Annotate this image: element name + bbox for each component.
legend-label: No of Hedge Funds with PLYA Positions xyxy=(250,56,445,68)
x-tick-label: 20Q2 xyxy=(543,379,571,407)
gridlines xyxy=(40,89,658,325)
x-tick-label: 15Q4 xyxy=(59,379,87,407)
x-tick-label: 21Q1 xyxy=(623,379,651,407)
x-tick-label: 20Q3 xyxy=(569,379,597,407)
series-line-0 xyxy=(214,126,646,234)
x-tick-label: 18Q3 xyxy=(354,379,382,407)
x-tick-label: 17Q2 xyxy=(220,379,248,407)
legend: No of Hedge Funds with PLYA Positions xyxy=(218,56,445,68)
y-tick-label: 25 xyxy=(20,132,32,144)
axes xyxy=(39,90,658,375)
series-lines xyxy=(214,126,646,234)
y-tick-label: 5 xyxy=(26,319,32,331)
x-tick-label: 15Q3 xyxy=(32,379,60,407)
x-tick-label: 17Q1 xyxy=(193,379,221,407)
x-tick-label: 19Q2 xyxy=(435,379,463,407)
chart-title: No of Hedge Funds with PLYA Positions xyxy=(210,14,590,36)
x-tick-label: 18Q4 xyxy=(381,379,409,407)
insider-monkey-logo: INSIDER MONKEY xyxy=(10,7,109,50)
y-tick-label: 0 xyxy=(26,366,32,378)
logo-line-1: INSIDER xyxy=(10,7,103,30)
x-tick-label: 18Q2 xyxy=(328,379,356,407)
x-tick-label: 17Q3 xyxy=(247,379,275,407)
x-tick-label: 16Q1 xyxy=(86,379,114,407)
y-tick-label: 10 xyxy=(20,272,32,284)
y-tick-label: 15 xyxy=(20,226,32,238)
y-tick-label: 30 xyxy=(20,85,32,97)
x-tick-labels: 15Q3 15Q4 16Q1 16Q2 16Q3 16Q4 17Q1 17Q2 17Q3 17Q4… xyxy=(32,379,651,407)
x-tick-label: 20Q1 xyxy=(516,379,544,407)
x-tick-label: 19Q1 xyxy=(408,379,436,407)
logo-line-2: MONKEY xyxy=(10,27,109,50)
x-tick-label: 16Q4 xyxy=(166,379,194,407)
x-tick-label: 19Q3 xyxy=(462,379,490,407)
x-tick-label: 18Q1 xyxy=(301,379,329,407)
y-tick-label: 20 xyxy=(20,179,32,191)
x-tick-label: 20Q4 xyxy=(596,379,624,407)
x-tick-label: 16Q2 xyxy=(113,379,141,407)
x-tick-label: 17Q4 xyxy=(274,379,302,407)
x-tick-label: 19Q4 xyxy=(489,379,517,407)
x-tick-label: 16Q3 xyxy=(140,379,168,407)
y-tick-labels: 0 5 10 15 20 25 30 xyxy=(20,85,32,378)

> [Instructions for the task] Copy out, word for word, the lines from the start of the records through the line that contains "x-tick-label: 19Q4 xyxy=(489,379,517,407)", and no others.

> [The reply]
Annotate this image: element name + bbox for each component.
legend-label: No of Hedge Funds with PLYA Positions xyxy=(250,56,445,68)
x-tick-label: 20Q2 xyxy=(543,379,571,407)
gridlines xyxy=(40,89,658,325)
x-tick-label: 15Q4 xyxy=(59,379,87,407)
x-tick-label: 21Q1 xyxy=(623,379,651,407)
x-tick-label: 20Q3 xyxy=(569,379,597,407)
series-line-0 xyxy=(214,126,646,234)
x-tick-label: 18Q3 xyxy=(354,379,382,407)
x-tick-label: 17Q2 xyxy=(220,379,248,407)
legend: No of Hedge Funds with PLYA Positions xyxy=(218,56,445,68)
y-tick-label: 25 xyxy=(20,132,32,144)
axes xyxy=(39,90,658,375)
series-lines xyxy=(214,126,646,234)
y-tick-label: 5 xyxy=(26,319,32,331)
x-tick-label: 15Q3 xyxy=(32,379,60,407)
x-tick-label: 17Q1 xyxy=(193,379,221,407)
x-tick-label: 19Q2 xyxy=(435,379,463,407)
chart-title: No of Hedge Funds with PLYA Positions xyxy=(210,14,590,36)
x-tick-label: 18Q4 xyxy=(381,379,409,407)
insider-monkey-logo: INSIDER MONKEY xyxy=(10,7,109,50)
y-tick-label: 0 xyxy=(26,366,32,378)
logo-line-1: INSIDER xyxy=(10,7,103,30)
x-tick-label: 18Q2 xyxy=(328,379,356,407)
x-tick-label: 17Q3 xyxy=(247,379,275,407)
x-tick-label: 16Q1 xyxy=(86,379,114,407)
y-tick-label: 10 xyxy=(20,272,32,284)
y-tick-label: 15 xyxy=(20,226,32,238)
y-tick-label: 30 xyxy=(20,85,32,97)
x-tick-labels: 15Q3 15Q4 16Q1 16Q2 16Q3 16Q4 17Q1 17Q2 17Q3 17Q4… xyxy=(32,379,651,407)
x-tick-label: 20Q1 xyxy=(516,379,544,407)
x-tick-label: 19Q1 xyxy=(408,379,436,407)
logo-line-2: MONKEY xyxy=(10,27,109,50)
x-tick-label: 16Q4 xyxy=(166,379,194,407)
x-tick-label: 19Q3 xyxy=(462,379,490,407)
x-tick-label: 18Q1 xyxy=(301,379,329,407)
y-tick-label: 20 xyxy=(20,179,32,191)
x-tick-label: 20Q4 xyxy=(596,379,624,407)
x-tick-label: 16Q2 xyxy=(113,379,141,407)
x-tick-label: 17Q4 xyxy=(274,379,302,407)
x-tick-label: 19Q4 xyxy=(489,379,517,407)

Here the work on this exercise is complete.